Description of the task → Exact reproduction of the data is required, with images excluded.

◆ ◆ ◆ ◆

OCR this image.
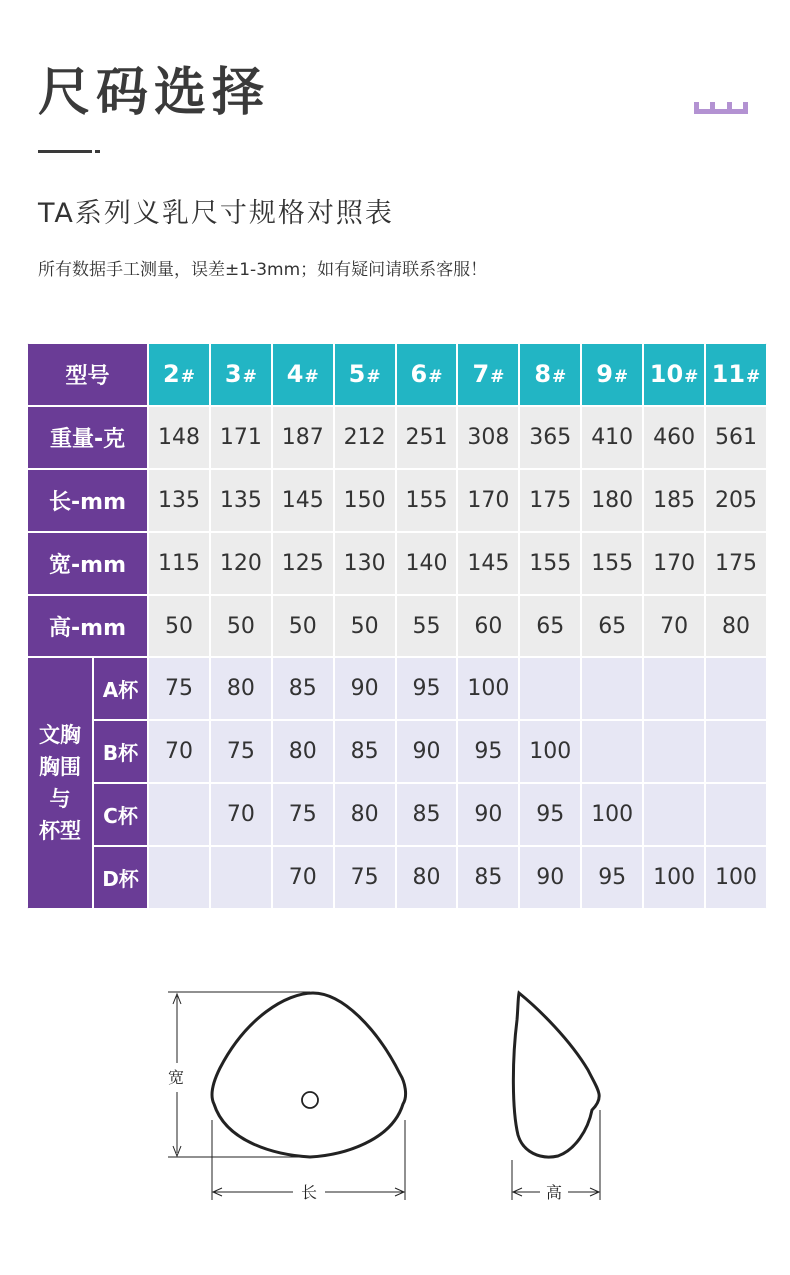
尺码选择
TA系列义乳尺寸规格对照表
所有数据手工测量，误差±1-3mm；如有疑问请联系客服！
型号		2#	3#	4#	5#	6#	7#	8#	9#	10#	11#
重量-克		148	171	187	212	251	308	365	410	460	561
长-mm		135	135	145	150	155	170	175	180	185	205
宽-mm		115	120	125	130	140	145	155	155	170	175
高-mm		50	50	50	50	55	60	65	65	70	80

文胸
胸围
与
杯型	A杯	75	80	85	90	95	100				
	B杯	70	75	80	85	90	95	100			
	C杯		70	75	80	85	90	95	100		
	D杯			70	75	80	85	90	95	100	100
宽
长	高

◆ ◆ ◆ ◆

Problem solution →
OCR this image.
尺码选择
TA系列义乳尺寸规格对照表
所有数据手工测量，误差±1-3mm；如有疑问请联系客服！
型号		2#	3#	4#	5#	6#	7#	8#	9#	10#	11#
重量-克		148	171	187	212	251	308	365	410	460	561
长-mm		135	135	145	150	155	170	175	180	185	205
宽-mm		115	120	125	130	140	145	155	155	170	175
高-mm		50	50	50	50	55	60	65	65	70	80

文胸
胸围
与
杯型	A杯	75	80	85	90	95	100				
	B杯	70	75	80	85	90	95	100			
	C杯		70	75	80	85	90	95	100		
	D杯			70	75	80	85	90	95	100	100
宽
长	高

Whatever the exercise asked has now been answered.